=== Task requirements ===
Only the number is needed: how many lines of the records include "Forgot"?

=== Extracted data ===

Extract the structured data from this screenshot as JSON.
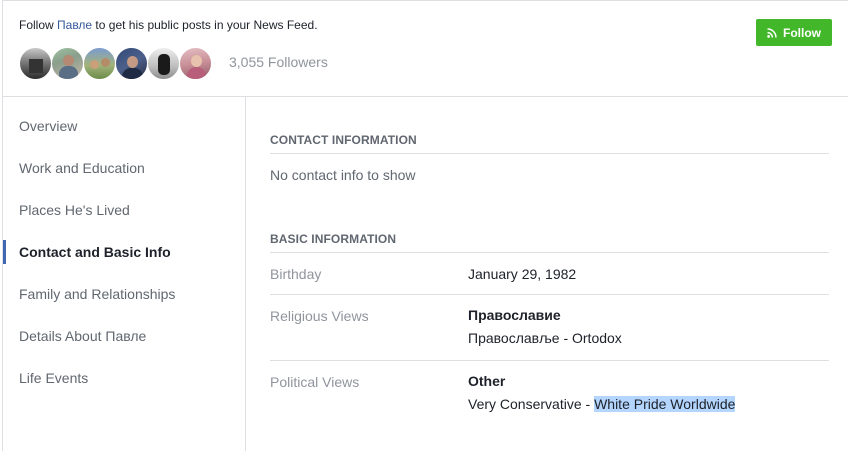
{
  "banner": {
    "text_prefix": "Follow ",
    "name_link": "Павле",
    "text_suffix": " to get his public posts in your News Feed.",
    "follow_button": "Follow",
    "followers_count": "3,055 Followers",
    "follower_avatars": [
      "follower-avatar-1",
      "follower-avatar-2",
      "follower-avatar-3",
      "follower-avatar-4",
      "follower-avatar-5",
      "follower-avatar-6"
    ]
  },
  "nav": {
    "items": [
      {
        "label": "Overview"
      },
      {
        "label": "Work and Education"
      },
      {
        "label": "Places He's Lived"
      },
      {
        "label": "Contact and Basic Info",
        "active": true
      },
      {
        "label": "Family and Relationships"
      },
      {
        "label": "Details About Павле"
      },
      {
        "label": "Life Events"
      }
    ]
  },
  "contact": {
    "heading": "CONTACT INFORMATION",
    "empty_text": "No contact info to show"
  },
  "basic": {
    "heading": "BASIC INFORMATION",
    "birthday_label": "Birthday",
    "birthday_value": "January 29, 1982",
    "religious_label": "Religious Views",
    "religious_title": "Православие",
    "religious_desc": "Православље - Ortodox",
    "political_label": "Political Views",
    "political_title": "Other",
    "political_desc_prefix": "Very Conservative - ",
    "political_desc_highlight": "White Pride Worldwide"
  },
  "colors": {
    "follow_green": "#42b72a",
    "link_blue": "#365899",
    "active_marker": "#4267b2",
    "selection_highlight": "#b4d5fe"
  }
}
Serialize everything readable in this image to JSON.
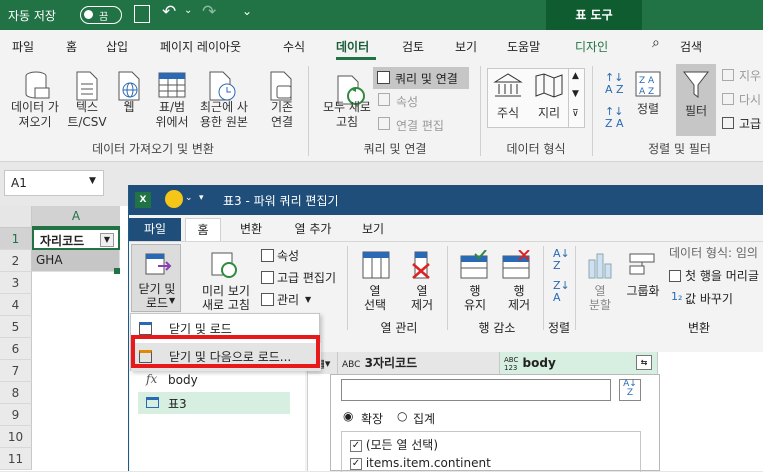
{
  "excel": {
    "titlebar": {
      "autosave_label": "자동 저장",
      "autosave_state": "끔",
      "tool_context": "표 도구"
    },
    "tabs": [
      "파일",
      "홈",
      "삽입",
      "페이지 레이아웃",
      "수식",
      "데이터",
      "검토",
      "보기",
      "도움말",
      "디자인"
    ],
    "search_label": "검색",
    "ribbon": {
      "get_data": "데이터 가\n져오기",
      "text_csv": "텍스\n트/CSV",
      "web": "웹",
      "from_table": "표/범\n위에서",
      "recent_sources": "최근에 사\n용한 원본",
      "existing": "기존\n연결",
      "refresh_all": "모두 새로\n고침",
      "queries_connections": "쿼리 및 연결",
      "properties": "속성",
      "edit_links": "연결 편집",
      "stocks": "주식",
      "geography": "지리",
      "sort": "정렬",
      "filter": "필터",
      "clear": "지우",
      "reapply": "다시",
      "advanced": "고급"
    },
    "groups": {
      "get_transform": "데이터 가져오기 및 변환",
      "queries": "쿼리 및 연결",
      "data_types": "데이터 형식",
      "sort_filter": "정렬 및 필터"
    },
    "name_box": "A1",
    "column": "A",
    "rows": [
      "1",
      "2",
      "3",
      "4",
      "5",
      "6",
      "7",
      "8",
      "9",
      "10",
      "11"
    ],
    "cells": {
      "a1": "자리코드",
      "a2": "GHA"
    }
  },
  "pq": {
    "title": "표3 - 파워 쿼리 편집기",
    "tabs": [
      "파일",
      "홈",
      "변환",
      "열 추가",
      "보기"
    ],
    "ribbon": {
      "close_load": "닫기 및\n로드",
      "preview_refresh": "미리 보기\n새로 고침",
      "properties": "속성",
      "advanced_editor": "고급 편집기",
      "manage": "관리",
      "choose_cols": "열\n선택",
      "remove_cols": "열\n제거",
      "keep_rows": "행\n유지",
      "remove_rows": "행\n제거",
      "split_col": "열\n분할",
      "group_by": "그룹화",
      "data_type": "데이터 형식: 임의",
      "first_row_header": "첫 행을 머리글",
      "replace_values": "값 바꾸기"
    },
    "groups": {
      "manage_cols": "열 관리",
      "reduce_rows": "행 감소",
      "sort": "정렬",
      "transform": "변환"
    },
    "menu": [
      "닫기 및 로드",
      "닫기 및 다음으로 로드..."
    ],
    "queries": [
      "body",
      "표3"
    ],
    "columns": [
      {
        "type": "ABC",
        "name": "3자리코드"
      },
      {
        "type": "ABC\n123",
        "name": "body"
      }
    ],
    "expand_label": "확장",
    "aggregate_label": "집계",
    "expand_items": [
      "(모든 열 선택)",
      "items.item.continent"
    ],
    "highlight_color": "#e8191a"
  }
}
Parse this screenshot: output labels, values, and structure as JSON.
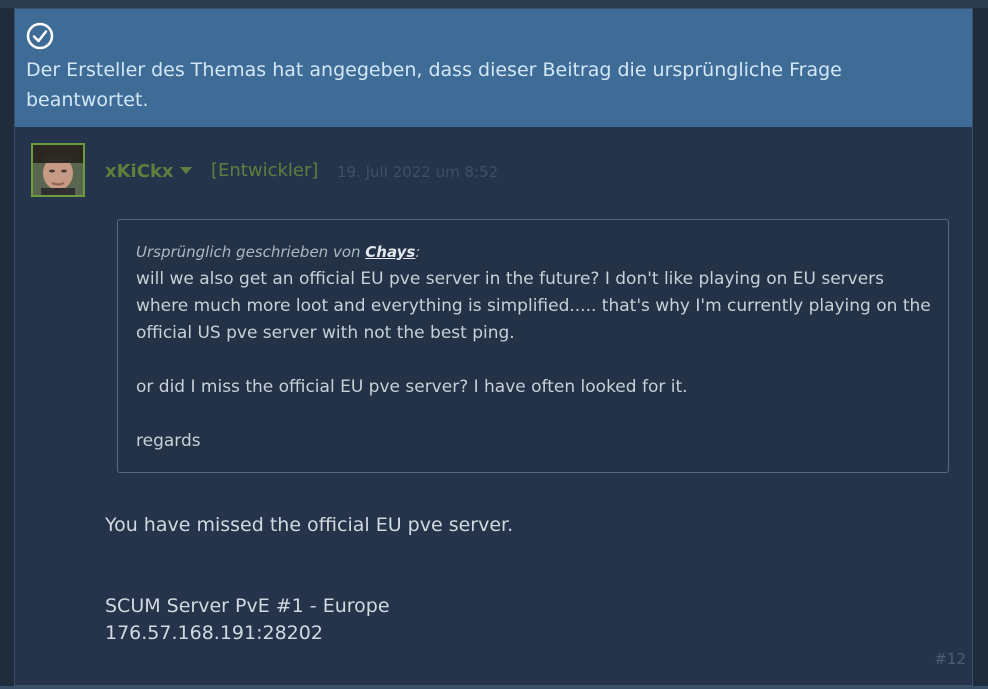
{
  "banner": {
    "text": "Der Ersteller des Themas hat angegeben, dass dieser Beitrag die ursprüngliche Frage beantwortet."
  },
  "post": {
    "author": "xKiCkx",
    "role": "[Entwickler]",
    "date": "19. Juli 2022 um 8:52",
    "number": "#12",
    "quote": {
      "prefix": "Ursprünglich geschrieben von",
      "author": "Chays",
      "suffix": ":",
      "lines": [
        "will we also get an official EU pve server in the future? I don't like playing on EU servers where much more loot and everything is simplified..... that's why I'm currently playing on the official US pve server with not the best ping.",
        "",
        "or did I miss the official EU pve server? I have often looked for it.",
        "",
        "regards"
      ]
    },
    "reply": {
      "line1": "You have missed the official EU pve server.",
      "line2": "SCUM Server PvE #1 - Europe",
      "line3": "176.57.168.191:28202"
    }
  },
  "colors": {
    "banner_bg": "#3f6c96",
    "author_green": "#5e7f3d",
    "panel_bg": "#25344a"
  },
  "icons": {
    "check": "checkmark-circle-icon",
    "dropdown": "chevron-down-icon"
  }
}
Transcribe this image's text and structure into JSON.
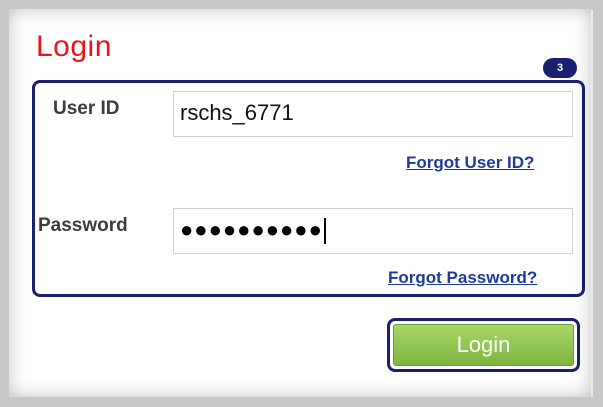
{
  "title": "Login",
  "step_badge": "3",
  "user_id": {
    "label": "User ID",
    "value": "rschs_6771",
    "forgot_link": "Forgot User ID?"
  },
  "password": {
    "label": "Password",
    "masked_value": "●●●●●●●●●●",
    "forgot_link": "Forgot Password?"
  },
  "login_button": "Login",
  "colors": {
    "title": "#e8141a",
    "highlight_border": "#1b1f70",
    "button": "#8cc34a",
    "link": "#1f3b9a"
  }
}
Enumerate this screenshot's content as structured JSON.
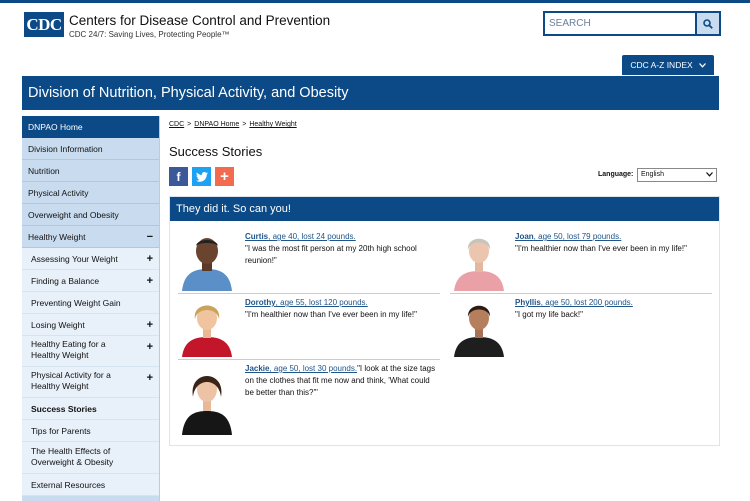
{
  "header": {
    "logo_text": "CDC",
    "agency_name": "Centers for Disease Control and Prevention",
    "tagline": "CDC 24/7: Saving Lives, Protecting People™",
    "search_placeholder": "SEARCH",
    "search_icon": "search-icon",
    "az_index_label": "CDC A-Z INDEX"
  },
  "banner": {
    "title": "Division of Nutrition, Physical Activity, and Obesity"
  },
  "sidebar": {
    "items": [
      {
        "label": "DNPAO Home"
      },
      {
        "label": "Division Information"
      },
      {
        "label": "Nutrition"
      },
      {
        "label": "Physical Activity"
      },
      {
        "label": "Overweight and Obesity"
      },
      {
        "label": "Healthy Weight",
        "sign": "−"
      }
    ],
    "subitems": [
      {
        "label": "Assessing Your Weight",
        "sign": "+"
      },
      {
        "label": "Finding a Balance",
        "sign": "+"
      },
      {
        "label": "Preventing Weight Gain"
      },
      {
        "label": "Losing Weight",
        "sign": "+"
      },
      {
        "label": "Healthy Eating for a Healthy Weight",
        "sign": "+"
      },
      {
        "label": "Physical Activity for a Healthy Weight",
        "sign": "+"
      },
      {
        "label": "Success Stories"
      },
      {
        "label": "Tips for Parents"
      },
      {
        "label": "The Health Effects of Overweight & Obesity"
      },
      {
        "label": "External Resources"
      }
    ]
  },
  "breadcrumb": {
    "items": [
      "CDC",
      "DNPAO Home",
      "Healthy Weight"
    ],
    "separator": ">"
  },
  "main": {
    "title": "Success Stories",
    "social": {
      "facebook": "f",
      "plus": "+"
    },
    "language": {
      "label": "Language:",
      "selected": "English"
    },
    "panel_title": "They did it. So can you!",
    "stories": [
      {
        "name": "Curtis",
        "meta": ", age 40, lost 24 pounds.",
        "quote": "\"I was the most fit person at my 20th high school reunion!\""
      },
      {
        "name": "Joan",
        "meta": ", age 50, lost 79 pounds.",
        "quote": "\"I'm healthier now than I've ever been in my life!\""
      },
      {
        "name": "Dorothy",
        "meta": ", age 55, lost 120 pounds.",
        "quote": "\"I'm healthier now than I've ever been in my life!\""
      },
      {
        "name": "Phyllis",
        "meta": ", age 50, lost 200 pounds.",
        "quote": "\"I got my life back!\""
      },
      {
        "name": "Jackie",
        "meta": ", age 50, lost 30 pounds.",
        "quote": "\"I look at the size tags on the clothes that fit me now and think, 'What could be better than this?'\""
      }
    ]
  },
  "colors": {
    "brand_blue": "#0b4a87",
    "sidebar_bg": "#c9dcef",
    "link": "#20558a"
  }
}
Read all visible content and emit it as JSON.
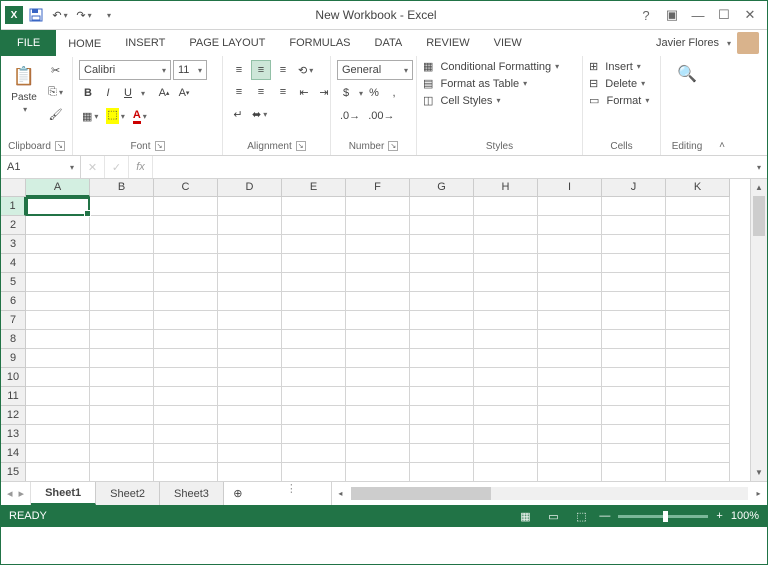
{
  "titlebar": {
    "title": "New Workbook - Excel"
  },
  "tabs": {
    "file": "FILE",
    "items": [
      "HOME",
      "INSERT",
      "PAGE LAYOUT",
      "FORMULAS",
      "DATA",
      "REVIEW",
      "VIEW"
    ],
    "active": 0
  },
  "user": {
    "name": "Javier Flores"
  },
  "ribbon": {
    "clipboard": {
      "label": "Clipboard",
      "paste": "Paste"
    },
    "font": {
      "label": "Font",
      "name": "Calibri",
      "size": "11",
      "bold": "B",
      "italic": "I",
      "underline": "U"
    },
    "alignment": {
      "label": "Alignment",
      "wrap": "Wrap Text",
      "merge": "Merge & Center"
    },
    "number": {
      "label": "Number",
      "format": "General",
      "currency": "$",
      "percent": "%",
      "comma": ",",
      "inc": ".0",
      "dec": ".00"
    },
    "styles": {
      "label": "Styles",
      "cond": "Conditional Formatting",
      "table": "Format as Table",
      "cell": "Cell Styles"
    },
    "cells": {
      "label": "Cells",
      "insert": "Insert",
      "delete": "Delete",
      "format": "Format"
    },
    "editing": {
      "label": "Editing"
    }
  },
  "namebox": {
    "value": "A1"
  },
  "formula": {
    "value": "",
    "fx": "fx"
  },
  "columns": [
    "A",
    "B",
    "C",
    "D",
    "E",
    "F",
    "G",
    "H",
    "I",
    "J",
    "K"
  ],
  "rows": [
    "1",
    "2",
    "3",
    "4",
    "5",
    "6",
    "7",
    "8",
    "9",
    "10",
    "11",
    "12",
    "13",
    "14",
    "15"
  ],
  "sheets": {
    "tabs": [
      "Sheet1",
      "Sheet2",
      "Sheet3"
    ],
    "active": 0
  },
  "status": {
    "ready": "READY",
    "zoom": "100%"
  }
}
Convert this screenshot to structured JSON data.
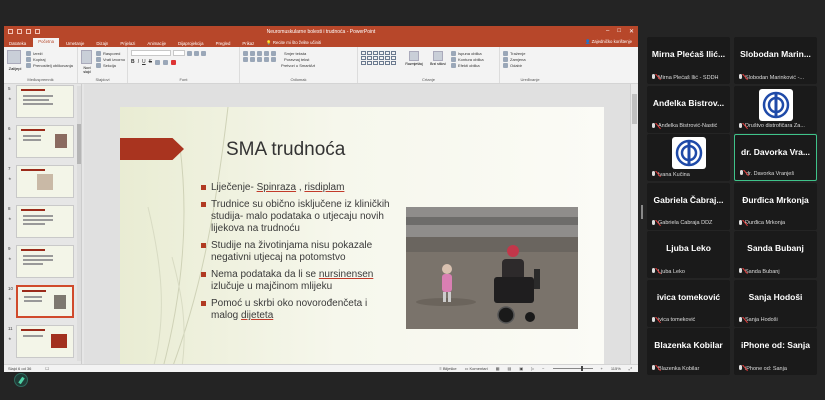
{
  "powerpoint": {
    "window_title": "Neuromuskularne bolesti i trudnoća - PowerPoint",
    "tabs": [
      "Datoteka",
      "Početna",
      "Umetanje",
      "Dizajn",
      "Prijelazi",
      "Animacije",
      "Dijaprojekcija",
      "Pregled",
      "Prikaz"
    ],
    "active_tab": "Početna",
    "tell_me": "Recite mi što želite učiniti",
    "share": "Zajedničko korištenje",
    "ribbon": {
      "clipboard": {
        "paste": "Zalijepi",
        "cut": "Izreži",
        "copy": "Kopiraj",
        "format_painter": "Prenositelj oblikovanja",
        "label": "Međuspremnik"
      },
      "slides": {
        "new_slide": "Novi slajd",
        "layout": "Raspored",
        "reset": "Vrati izvorno",
        "section": "Sekcija",
        "label": "Slajdovi"
      },
      "font": {
        "label": "Font"
      },
      "paragraph": {
        "label": "Odlomak",
        "text_direction": "Smjer teksta",
        "align_text": "Poravnaj tekst",
        "smartart": "Pretvori u SmartArt"
      },
      "drawing": {
        "arrange": "Razmještaj",
        "quick_styles": "Brzi stilovi",
        "shape_fill": "Ispuna oblika",
        "shape_outline": "Kontura oblika",
        "shape_effects": "Efekti oblika",
        "label": "Crtanje"
      },
      "editing": {
        "find": "Traženje",
        "replace": "Zamjena",
        "select": "Odabir",
        "label": "Uređivanje"
      }
    },
    "thumbnails": [
      {
        "num": "5"
      },
      {
        "num": "6"
      },
      {
        "num": "7"
      },
      {
        "num": "8"
      },
      {
        "num": "9"
      },
      {
        "num": "10",
        "active": true
      },
      {
        "num": "11"
      }
    ],
    "slide": {
      "title": "SMA trudnoća",
      "bullets": [
        {
          "before": "Liječenje- ",
          "u1": "Spinraza",
          "mid": " , ",
          "u2": "risdiplam",
          "after": ""
        },
        {
          "before": "Trudnice su obično isključene iz kliničkih studija- malo podataka o utjecaju novih lijekova na trudnoću",
          "u1": "",
          "mid": "",
          "u2": "",
          "after": ""
        },
        {
          "before": "Studije na životinjama nisu pokazale negativni utjecaj na potomstvo",
          "u1": "",
          "mid": "",
          "u2": "",
          "after": ""
        },
        {
          "before": "Nema podataka da li se ",
          "u1": "nursinensen",
          "mid": " izlučuje u majčinom mlijeku",
          "u2": "",
          "after": ""
        },
        {
          "before": "Pomoć u skrbi oko novorođenčeta i malog ",
          "u1": "dijeteta",
          "mid": "",
          "u2": "",
          "after": ""
        }
      ]
    },
    "status": {
      "slide_info": "Slajd 6 od 36",
      "language": "Bilješke",
      "comments": "Komentari",
      "zoom": "115%"
    }
  },
  "participants": [
    {
      "big": "Mirna Plećaš Ilić...",
      "small": "Mirna Plećaš Ilić - SDDH",
      "logo": false,
      "active": false
    },
    {
      "big": "Slobodan Marin...",
      "small": "Slobodan Marinković -...",
      "logo": false,
      "active": false
    },
    {
      "big": "Anđelka Bistrov...",
      "small": "Anđelka Bistrović-Nastić",
      "logo": false,
      "active": false
    },
    {
      "big": "",
      "small": "Društvo distrofičara Za...",
      "logo": true,
      "active": false
    },
    {
      "big": "",
      "small": "Ivana Kučina",
      "logo": true,
      "active": false
    },
    {
      "big": "dr. Davorka Vra...",
      "small": "dr. Davorka Vranješ",
      "logo": false,
      "active": true
    },
    {
      "big": "Gabriela Čabraj...",
      "small": "Gabriela Čabraja DDZ",
      "logo": false,
      "active": false
    },
    {
      "big": "Đurđica Mrkonja",
      "small": "Đurđica Mrkonja",
      "logo": false,
      "active": false
    },
    {
      "big": "Ljuba Leko",
      "small": "Ljuba Leko",
      "logo": false,
      "active": false
    },
    {
      "big": "Sanda Bubanj",
      "small": "Sanda Bubanj",
      "logo": false,
      "active": false
    },
    {
      "big": "ivica tomeković",
      "small": "ivica tomeković",
      "logo": false,
      "active": false
    },
    {
      "big": "Sanja Hodoši",
      "small": "Sanja Hodoši",
      "logo": false,
      "active": false
    },
    {
      "big": "Blazenka Kobilar",
      "small": "Blazenka Kobilar",
      "logo": false,
      "active": false
    },
    {
      "big": "iPhone od: Sanja",
      "small": "iPhone od: Sanja",
      "logo": false,
      "active": false
    }
  ],
  "colors": {
    "accent": "#b7472a",
    "active_border": "#3fc38a",
    "slide_bullet": "#b13a22"
  }
}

=== Exercise response ===
2